Objective: Pictures appear in the records below; write out everything else exactly.

Stored records:
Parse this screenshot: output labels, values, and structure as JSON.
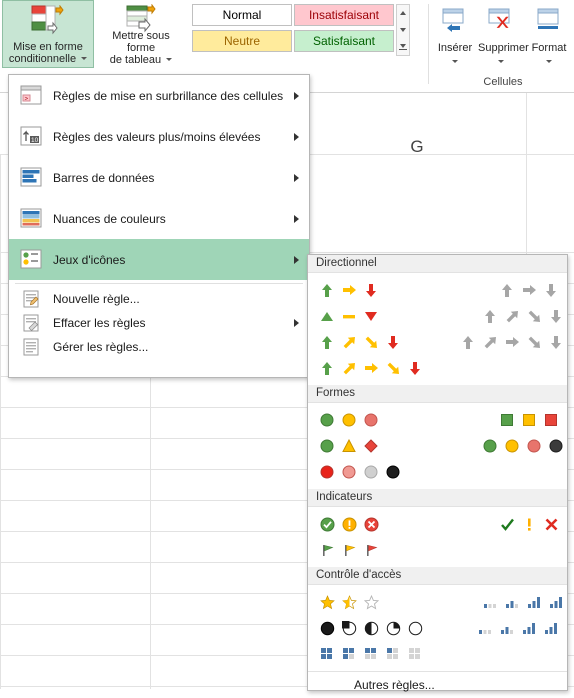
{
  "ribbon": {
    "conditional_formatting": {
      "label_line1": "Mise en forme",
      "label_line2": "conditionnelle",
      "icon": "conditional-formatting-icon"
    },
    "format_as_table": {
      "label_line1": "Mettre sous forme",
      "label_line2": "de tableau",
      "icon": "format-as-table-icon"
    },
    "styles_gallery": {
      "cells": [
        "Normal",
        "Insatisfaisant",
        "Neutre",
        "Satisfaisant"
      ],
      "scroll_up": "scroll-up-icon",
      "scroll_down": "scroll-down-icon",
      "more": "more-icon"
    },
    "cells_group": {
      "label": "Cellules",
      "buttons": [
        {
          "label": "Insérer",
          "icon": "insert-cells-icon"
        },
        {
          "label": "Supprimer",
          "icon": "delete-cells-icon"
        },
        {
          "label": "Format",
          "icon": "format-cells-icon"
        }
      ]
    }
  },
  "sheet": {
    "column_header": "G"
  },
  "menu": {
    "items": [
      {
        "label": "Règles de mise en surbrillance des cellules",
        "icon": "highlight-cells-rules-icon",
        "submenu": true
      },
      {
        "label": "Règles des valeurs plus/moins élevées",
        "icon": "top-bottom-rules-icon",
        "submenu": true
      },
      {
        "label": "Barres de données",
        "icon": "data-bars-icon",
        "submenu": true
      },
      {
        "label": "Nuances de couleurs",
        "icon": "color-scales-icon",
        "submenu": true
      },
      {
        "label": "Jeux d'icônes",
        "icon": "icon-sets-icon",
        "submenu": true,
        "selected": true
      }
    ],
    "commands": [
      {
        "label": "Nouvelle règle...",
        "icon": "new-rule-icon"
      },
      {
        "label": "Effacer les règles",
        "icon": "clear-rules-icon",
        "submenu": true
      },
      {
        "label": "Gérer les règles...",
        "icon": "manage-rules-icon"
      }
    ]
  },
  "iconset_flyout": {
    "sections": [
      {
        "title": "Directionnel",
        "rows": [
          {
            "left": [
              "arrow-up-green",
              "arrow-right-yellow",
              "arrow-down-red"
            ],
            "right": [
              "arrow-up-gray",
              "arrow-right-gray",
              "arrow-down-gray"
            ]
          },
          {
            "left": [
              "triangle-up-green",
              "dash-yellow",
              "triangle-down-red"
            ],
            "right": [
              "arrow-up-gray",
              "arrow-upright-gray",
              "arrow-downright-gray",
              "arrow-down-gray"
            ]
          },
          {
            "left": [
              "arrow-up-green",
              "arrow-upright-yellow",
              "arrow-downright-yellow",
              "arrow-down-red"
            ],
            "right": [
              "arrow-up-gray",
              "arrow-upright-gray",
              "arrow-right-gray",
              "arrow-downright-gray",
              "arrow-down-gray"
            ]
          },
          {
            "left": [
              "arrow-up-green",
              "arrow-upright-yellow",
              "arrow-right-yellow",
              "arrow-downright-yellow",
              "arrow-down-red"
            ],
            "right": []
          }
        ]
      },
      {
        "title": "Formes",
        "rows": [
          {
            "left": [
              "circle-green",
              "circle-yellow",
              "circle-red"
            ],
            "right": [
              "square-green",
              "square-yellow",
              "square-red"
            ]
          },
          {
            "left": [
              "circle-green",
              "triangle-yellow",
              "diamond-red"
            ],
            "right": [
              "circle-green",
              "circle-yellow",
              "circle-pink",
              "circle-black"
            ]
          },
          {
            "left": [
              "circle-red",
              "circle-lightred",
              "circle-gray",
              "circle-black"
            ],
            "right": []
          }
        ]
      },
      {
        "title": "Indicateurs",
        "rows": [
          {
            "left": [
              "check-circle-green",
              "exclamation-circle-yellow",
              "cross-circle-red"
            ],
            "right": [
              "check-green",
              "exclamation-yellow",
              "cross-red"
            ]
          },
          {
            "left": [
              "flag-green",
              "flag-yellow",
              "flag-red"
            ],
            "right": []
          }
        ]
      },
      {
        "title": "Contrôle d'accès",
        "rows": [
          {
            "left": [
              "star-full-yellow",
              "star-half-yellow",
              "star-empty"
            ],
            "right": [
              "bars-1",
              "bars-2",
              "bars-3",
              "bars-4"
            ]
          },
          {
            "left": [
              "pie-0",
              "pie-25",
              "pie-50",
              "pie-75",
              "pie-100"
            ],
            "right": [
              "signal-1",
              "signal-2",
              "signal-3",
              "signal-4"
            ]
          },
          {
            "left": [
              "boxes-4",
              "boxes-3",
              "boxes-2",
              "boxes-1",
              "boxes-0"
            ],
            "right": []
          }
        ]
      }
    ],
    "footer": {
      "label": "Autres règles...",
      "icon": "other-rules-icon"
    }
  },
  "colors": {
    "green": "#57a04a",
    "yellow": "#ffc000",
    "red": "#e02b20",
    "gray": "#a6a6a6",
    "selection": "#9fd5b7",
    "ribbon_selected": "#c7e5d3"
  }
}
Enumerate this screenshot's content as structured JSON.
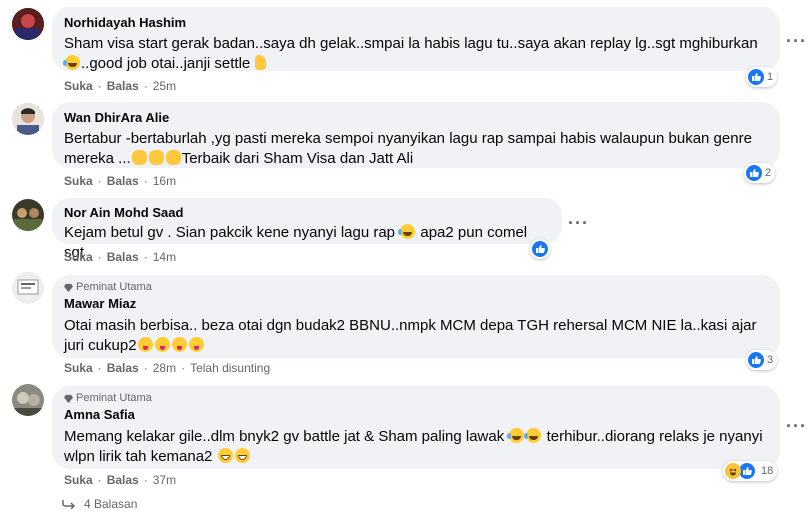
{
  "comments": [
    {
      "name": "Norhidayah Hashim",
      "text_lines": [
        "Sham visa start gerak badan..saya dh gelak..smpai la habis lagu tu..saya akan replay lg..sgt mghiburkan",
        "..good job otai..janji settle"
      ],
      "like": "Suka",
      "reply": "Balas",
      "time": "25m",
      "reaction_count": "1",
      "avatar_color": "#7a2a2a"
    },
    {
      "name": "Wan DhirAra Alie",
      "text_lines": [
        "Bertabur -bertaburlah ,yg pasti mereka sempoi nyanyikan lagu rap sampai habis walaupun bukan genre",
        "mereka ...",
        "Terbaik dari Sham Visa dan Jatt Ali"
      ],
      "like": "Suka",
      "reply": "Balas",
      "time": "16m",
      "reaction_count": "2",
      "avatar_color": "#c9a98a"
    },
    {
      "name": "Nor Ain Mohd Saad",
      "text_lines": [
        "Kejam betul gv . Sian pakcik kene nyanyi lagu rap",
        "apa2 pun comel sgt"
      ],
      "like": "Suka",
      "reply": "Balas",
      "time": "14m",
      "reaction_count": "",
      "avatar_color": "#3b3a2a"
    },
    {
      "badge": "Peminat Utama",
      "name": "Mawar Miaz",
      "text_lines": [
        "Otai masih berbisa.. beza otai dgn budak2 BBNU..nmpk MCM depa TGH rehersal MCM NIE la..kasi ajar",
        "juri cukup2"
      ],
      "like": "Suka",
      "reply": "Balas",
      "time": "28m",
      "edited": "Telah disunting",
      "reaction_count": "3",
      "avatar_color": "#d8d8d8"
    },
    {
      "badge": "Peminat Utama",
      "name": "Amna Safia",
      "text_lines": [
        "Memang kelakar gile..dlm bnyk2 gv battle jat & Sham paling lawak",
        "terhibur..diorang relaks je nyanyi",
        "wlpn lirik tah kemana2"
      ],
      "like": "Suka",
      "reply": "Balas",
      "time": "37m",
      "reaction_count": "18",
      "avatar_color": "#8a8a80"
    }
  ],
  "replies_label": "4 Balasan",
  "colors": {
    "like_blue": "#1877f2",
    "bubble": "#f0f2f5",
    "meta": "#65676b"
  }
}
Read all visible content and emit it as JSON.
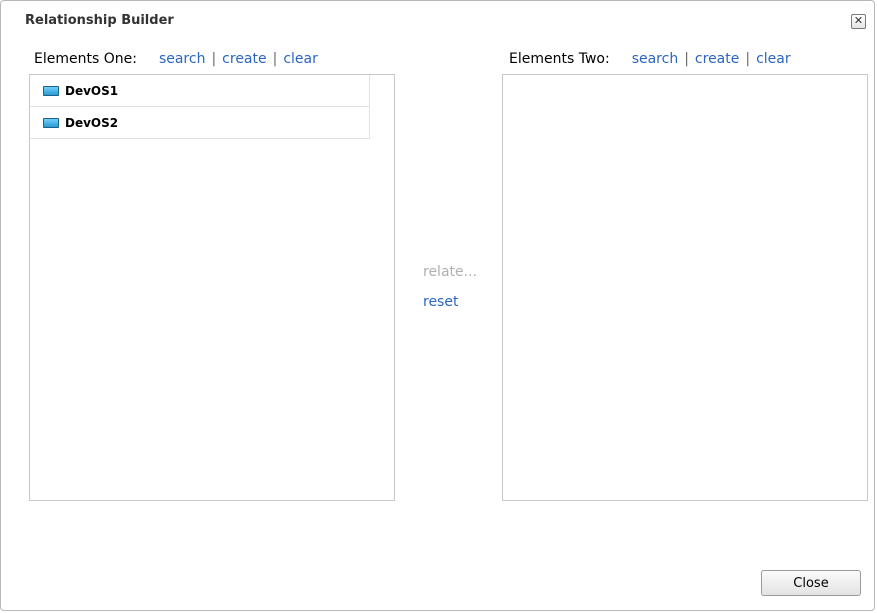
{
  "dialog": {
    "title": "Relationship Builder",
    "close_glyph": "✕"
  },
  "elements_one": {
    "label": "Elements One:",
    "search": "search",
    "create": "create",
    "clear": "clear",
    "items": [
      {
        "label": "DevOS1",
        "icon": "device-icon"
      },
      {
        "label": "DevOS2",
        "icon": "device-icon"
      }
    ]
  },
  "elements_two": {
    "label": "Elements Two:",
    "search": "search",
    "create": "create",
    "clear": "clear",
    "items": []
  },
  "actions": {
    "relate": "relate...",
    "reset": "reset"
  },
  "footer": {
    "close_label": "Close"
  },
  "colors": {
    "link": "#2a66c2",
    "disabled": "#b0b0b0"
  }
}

Written answer:
Parse this screenshot: output labels, values, and structure as JSON.
{
  "ribbon": {
    "conditional_formatting": {
      "label_line1": "Mise en forme",
      "label_line2": "conditionnelle",
      "icon": "conditional-formatting-icon"
    },
    "format_as_table": {
      "label_line1": "Mettre sous forme",
      "label_line2": "de tableau",
      "icon": "format-as-table-icon"
    },
    "styles_gallery": {
      "cells": [
        "Normal",
        "Insatisfaisant",
        "Neutre",
        "Satisfaisant"
      ],
      "scroll_up": "scroll-up-icon",
      "scroll_down": "scroll-down-icon",
      "more": "more-icon"
    },
    "cells_group": {
      "label": "Cellules",
      "buttons": [
        {
          "label": "Insérer",
          "icon": "insert-cells-icon"
        },
        {
          "label": "Supprimer",
          "icon": "delete-cells-icon"
        },
        {
          "label": "Format",
          "icon": "format-cells-icon"
        }
      ]
    }
  },
  "sheet": {
    "column_header": "G"
  },
  "menu": {
    "items": [
      {
        "label": "Règles de mise en surbrillance des cellules",
        "icon": "highlight-cells-rules-icon",
        "submenu": true
      },
      {
        "label": "Règles des valeurs plus/moins élevées",
        "icon": "top-bottom-rules-icon",
        "submenu": true
      },
      {
        "label": "Barres de données",
        "icon": "data-bars-icon",
        "submenu": true
      },
      {
        "label": "Nuances de couleurs",
        "icon": "color-scales-icon",
        "submenu": true
      },
      {
        "label": "Jeux d'icônes",
        "icon": "icon-sets-icon",
        "submenu": true,
        "selected": true
      }
    ],
    "commands": [
      {
        "label": "Nouvelle règle...",
        "icon": "new-rule-icon"
      },
      {
        "label": "Effacer les règles",
        "icon": "clear-rules-icon",
        "submenu": true
      },
      {
        "label": "Gérer les règles...",
        "icon": "manage-rules-icon"
      }
    ]
  },
  "iconset_flyout": {
    "sections": [
      {
        "title": "Directionnel",
        "rows": [
          {
            "left": [
              "arrow-up-green",
              "arrow-right-yellow",
              "arrow-down-red"
            ],
            "right": [
              "arrow-up-gray",
              "arrow-right-gray",
              "arrow-down-gray"
            ]
          },
          {
            "left": [
              "triangle-up-green",
              "dash-yellow",
              "triangle-down-red"
            ],
            "right": [
              "arrow-up-gray",
              "arrow-upright-gray",
              "arrow-downright-gray",
              "arrow-down-gray"
            ]
          },
          {
            "left": [
              "arrow-up-green",
              "arrow-upright-yellow",
              "arrow-downright-yellow",
              "arrow-down-red"
            ],
            "right": [
              "arrow-up-gray",
              "arrow-upright-gray",
              "arrow-right-gray",
              "arrow-downright-gray",
              "arrow-down-gray"
            ]
          },
          {
            "left": [
              "arrow-up-green",
              "arrow-upright-yellow",
              "arrow-right-yellow",
              "arrow-downright-yellow",
              "arrow-down-red"
            ],
            "right": []
          }
        ]
      },
      {
        "title": "Formes",
        "rows": [
          {
            "left": [
              "circle-green",
              "circle-yellow",
              "circle-red"
            ],
            "right": [
              "square-green",
              "square-yellow",
              "square-red"
            ]
          },
          {
            "left": [
              "circle-green",
              "triangle-yellow",
              "diamond-red"
            ],
            "right": [
              "circle-green",
              "circle-yellow",
              "circle-pink",
              "circle-black"
            ]
          },
          {
            "left": [
              "circle-red",
              "circle-lightred",
              "circle-gray",
              "circle-black"
            ],
            "right": []
          }
        ]
      },
      {
        "title": "Indicateurs",
        "rows": [
          {
            "left": [
              "check-circle-green",
              "exclamation-circle-yellow",
              "cross-circle-red"
            ],
            "right": [
              "check-green",
              "exclamation-yellow",
              "cross-red"
            ]
          },
          {
            "left": [
              "flag-green",
              "flag-yellow",
              "flag-red"
            ],
            "right": []
          }
        ]
      },
      {
        "title": "Contrôle d'accès",
        "rows": [
          {
            "left": [
              "star-full-yellow",
              "star-half-yellow",
              "star-empty"
            ],
            "right": [
              "bars-1",
              "bars-2",
              "bars-3",
              "bars-4"
            ]
          },
          {
            "left": [
              "pie-0",
              "pie-25",
              "pie-50",
              "pie-75",
              "pie-100"
            ],
            "right": [
              "signal-1",
              "signal-2",
              "signal-3",
              "signal-4"
            ]
          },
          {
            "left": [
              "boxes-4",
              "boxes-3",
              "boxes-2",
              "boxes-1",
              "boxes-0"
            ],
            "right": []
          }
        ]
      }
    ],
    "footer": {
      "label": "Autres règles...",
      "icon": "other-rules-icon"
    }
  },
  "colors": {
    "green": "#57a04a",
    "yellow": "#ffc000",
    "red": "#e02b20",
    "gray": "#a6a6a6",
    "selection": "#9fd5b7",
    "ribbon_selected": "#c7e5d3"
  }
}
Enumerate this screenshot's content as structured JSON.
{
  "comments": [
    {
      "name": "Norhidayah Hashim",
      "text_lines": [
        "Sham visa start gerak badan..saya dh gelak..smpai la habis lagu tu..saya akan replay lg..sgt mghiburkan",
        "..good job otai..janji settle"
      ],
      "like": "Suka",
      "reply": "Balas",
      "time": "25m",
      "reaction_count": "1",
      "avatar_color": "#7a2a2a"
    },
    {
      "name": "Wan DhirAra Alie",
      "text_lines": [
        "Bertabur -bertaburlah ,yg pasti mereka sempoi nyanyikan lagu rap sampai habis walaupun bukan genre",
        "mereka ...",
        "Terbaik dari Sham Visa dan Jatt Ali"
      ],
      "like": "Suka",
      "reply": "Balas",
      "time": "16m",
      "reaction_count": "2",
      "avatar_color": "#c9a98a"
    },
    {
      "name": "Nor Ain Mohd Saad",
      "text_lines": [
        "Kejam betul gv . Sian pakcik kene nyanyi lagu rap",
        "apa2 pun comel sgt"
      ],
      "like": "Suka",
      "reply": "Balas",
      "time": "14m",
      "reaction_count": "",
      "avatar_color": "#3b3a2a"
    },
    {
      "badge": "Peminat Utama",
      "name": "Mawar Miaz",
      "text_lines": [
        "Otai masih berbisa.. beza otai dgn budak2 BBNU..nmpk MCM depa TGH rehersal MCM NIE la..kasi ajar",
        "juri cukup2"
      ],
      "like": "Suka",
      "reply": "Balas",
      "time": "28m",
      "edited": "Telah disunting",
      "reaction_count": "3",
      "avatar_color": "#d8d8d8"
    },
    {
      "badge": "Peminat Utama",
      "name": "Amna Safia",
      "text_lines": [
        "Memang kelakar gile..dlm bnyk2 gv battle jat & Sham paling lawak",
        "terhibur..diorang relaks je nyanyi",
        "wlpn lirik tah kemana2"
      ],
      "like": "Suka",
      "reply": "Balas",
      "time": "37m",
      "reaction_count": "18",
      "avatar_color": "#8a8a80"
    }
  ],
  "replies_label": "4 Balasan",
  "colors": {
    "like_blue": "#1877f2",
    "bubble": "#f0f2f5",
    "meta": "#65676b"
  }
}
Read all visible content and emit it as JSON.
{
  "dialog": {
    "title": "Relationship Builder",
    "close_glyph": "✕"
  },
  "elements_one": {
    "label": "Elements One:",
    "search": "search",
    "create": "create",
    "clear": "clear",
    "items": [
      {
        "label": "DevOS1",
        "icon": "device-icon"
      },
      {
        "label": "DevOS2",
        "icon": "device-icon"
      }
    ]
  },
  "elements_two": {
    "label": "Elements Two:",
    "search": "search",
    "create": "create",
    "clear": "clear",
    "items": []
  },
  "actions": {
    "relate": "relate...",
    "reset": "reset"
  },
  "footer": {
    "close_label": "Close"
  },
  "colors": {
    "link": "#2a66c2",
    "disabled": "#b0b0b0"
  }
}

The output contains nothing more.